Your instructions
Each line below should be written out exactly, with none skipped.

The records
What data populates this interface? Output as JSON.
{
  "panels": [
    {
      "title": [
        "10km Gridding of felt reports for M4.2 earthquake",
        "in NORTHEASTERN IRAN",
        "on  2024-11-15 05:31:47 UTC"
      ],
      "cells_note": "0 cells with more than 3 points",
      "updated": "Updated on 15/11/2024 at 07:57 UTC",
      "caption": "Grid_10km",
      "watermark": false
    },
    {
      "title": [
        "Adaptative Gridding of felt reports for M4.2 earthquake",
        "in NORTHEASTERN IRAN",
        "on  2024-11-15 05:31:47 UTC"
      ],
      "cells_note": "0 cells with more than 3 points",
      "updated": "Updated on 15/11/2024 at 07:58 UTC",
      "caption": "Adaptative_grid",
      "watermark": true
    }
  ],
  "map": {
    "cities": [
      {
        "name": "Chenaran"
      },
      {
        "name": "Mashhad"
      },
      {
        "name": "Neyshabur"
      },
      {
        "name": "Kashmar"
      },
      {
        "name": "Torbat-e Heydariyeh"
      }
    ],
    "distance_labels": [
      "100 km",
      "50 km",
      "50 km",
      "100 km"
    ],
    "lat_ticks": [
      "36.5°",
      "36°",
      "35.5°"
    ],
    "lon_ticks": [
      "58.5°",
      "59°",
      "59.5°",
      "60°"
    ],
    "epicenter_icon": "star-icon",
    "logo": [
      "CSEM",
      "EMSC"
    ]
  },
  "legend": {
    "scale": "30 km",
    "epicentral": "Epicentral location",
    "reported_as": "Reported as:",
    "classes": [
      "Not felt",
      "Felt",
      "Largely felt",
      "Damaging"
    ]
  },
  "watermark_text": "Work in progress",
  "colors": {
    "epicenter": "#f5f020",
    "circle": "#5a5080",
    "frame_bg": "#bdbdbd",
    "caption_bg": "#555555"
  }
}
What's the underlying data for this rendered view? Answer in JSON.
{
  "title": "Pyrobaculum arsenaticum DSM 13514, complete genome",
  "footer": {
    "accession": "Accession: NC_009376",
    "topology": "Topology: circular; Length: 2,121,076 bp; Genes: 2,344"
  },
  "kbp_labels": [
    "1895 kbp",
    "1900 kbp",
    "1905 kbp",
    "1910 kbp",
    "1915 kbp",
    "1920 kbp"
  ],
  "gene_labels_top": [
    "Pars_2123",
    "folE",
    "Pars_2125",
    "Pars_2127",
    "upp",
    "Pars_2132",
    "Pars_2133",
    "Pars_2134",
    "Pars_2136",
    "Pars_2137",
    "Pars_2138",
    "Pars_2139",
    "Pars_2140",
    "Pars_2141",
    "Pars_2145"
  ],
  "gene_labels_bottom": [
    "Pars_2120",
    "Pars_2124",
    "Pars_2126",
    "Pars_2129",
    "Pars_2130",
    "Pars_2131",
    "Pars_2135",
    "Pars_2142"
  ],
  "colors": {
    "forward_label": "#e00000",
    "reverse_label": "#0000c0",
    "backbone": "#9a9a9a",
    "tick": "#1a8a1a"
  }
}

Completed task
What data populates this interface? Output as JSON.
{
  "panels": [
    {
      "title": [
        "10km Gridding of felt reports for M4.2 earthquake",
        "in NORTHEASTERN IRAN",
        "on  2024-11-15 05:31:47 UTC"
      ],
      "cells_note": "0 cells with more than 3 points",
      "updated": "Updated on 15/11/2024 at 07:57 UTC",
      "caption": "Grid_10km",
      "watermark": false
    },
    {
      "title": [
        "Adaptative Gridding of felt reports for M4.2 earthquake",
        "in NORTHEASTERN IRAN",
        "on  2024-11-15 05:31:47 UTC"
      ],
      "cells_note": "0 cells with more than 3 points",
      "updated": "Updated on 15/11/2024 at 07:58 UTC",
      "caption": "Adaptative_grid",
      "watermark": true
    }
  ],
  "map": {
    "cities": [
      {
        "name": "Chenaran"
      },
      {
        "name": "Mashhad"
      },
      {
        "name": "Neyshabur"
      },
      {
        "name": "Kashmar"
      },
      {
        "name": "Torbat-e Heydariyeh"
      }
    ],
    "distance_labels": [
      "100 km",
      "50 km",
      "50 km",
      "100 km"
    ],
    "lat_ticks": [
      "36.5°",
      "36°",
      "35.5°"
    ],
    "lon_ticks": [
      "58.5°",
      "59°",
      "59.5°",
      "60°"
    ],
    "epicenter_icon": "star-icon",
    "logo": [
      "CSEM",
      "EMSC"
    ]
  },
  "legend": {
    "scale": "30 km",
    "epicentral": "Epicentral location",
    "reported_as": "Reported as:",
    "classes": [
      "Not felt",
      "Felt",
      "Largely felt",
      "Damaging"
    ]
  },
  "watermark_text": "Work in progress",
  "colors": {
    "epicenter": "#f5f020",
    "circle": "#5a5080",
    "frame_bg": "#bdbdbd",
    "caption_bg": "#555555"
  }
}
What's the underlying data for this rendered view? Answer in JSON.
{
  "title": "Pyrobaculum arsenaticum DSM 13514, complete genome",
  "footer": {
    "accession": "Accession: NC_009376",
    "topology": "Topology: circular; Length: 2,121,076 bp; Genes: 2,344"
  },
  "kbp_labels": [
    "1895 kbp",
    "1900 kbp",
    "1905 kbp",
    "1910 kbp",
    "1915 kbp",
    "1920 kbp"
  ],
  "gene_labels_top": [
    "Pars_2123",
    "folE",
    "Pars_2125",
    "Pars_2127",
    "upp",
    "Pars_2132",
    "Pars_2133",
    "Pars_2134",
    "Pars_2136",
    "Pars_2137",
    "Pars_2138",
    "Pars_2139",
    "Pars_2140",
    "Pars_2141",
    "Pars_2145"
  ],
  "gene_labels_bottom": [
    "Pars_2120",
    "Pars_2124",
    "Pars_2126",
    "Pars_2129",
    "Pars_2130",
    "Pars_2131",
    "Pars_2135",
    "Pars_2142"
  ],
  "colors": {
    "forward_label": "#e00000",
    "reverse_label": "#0000c0",
    "backbone": "#9a9a9a",
    "tick": "#1a8a1a"
  }
}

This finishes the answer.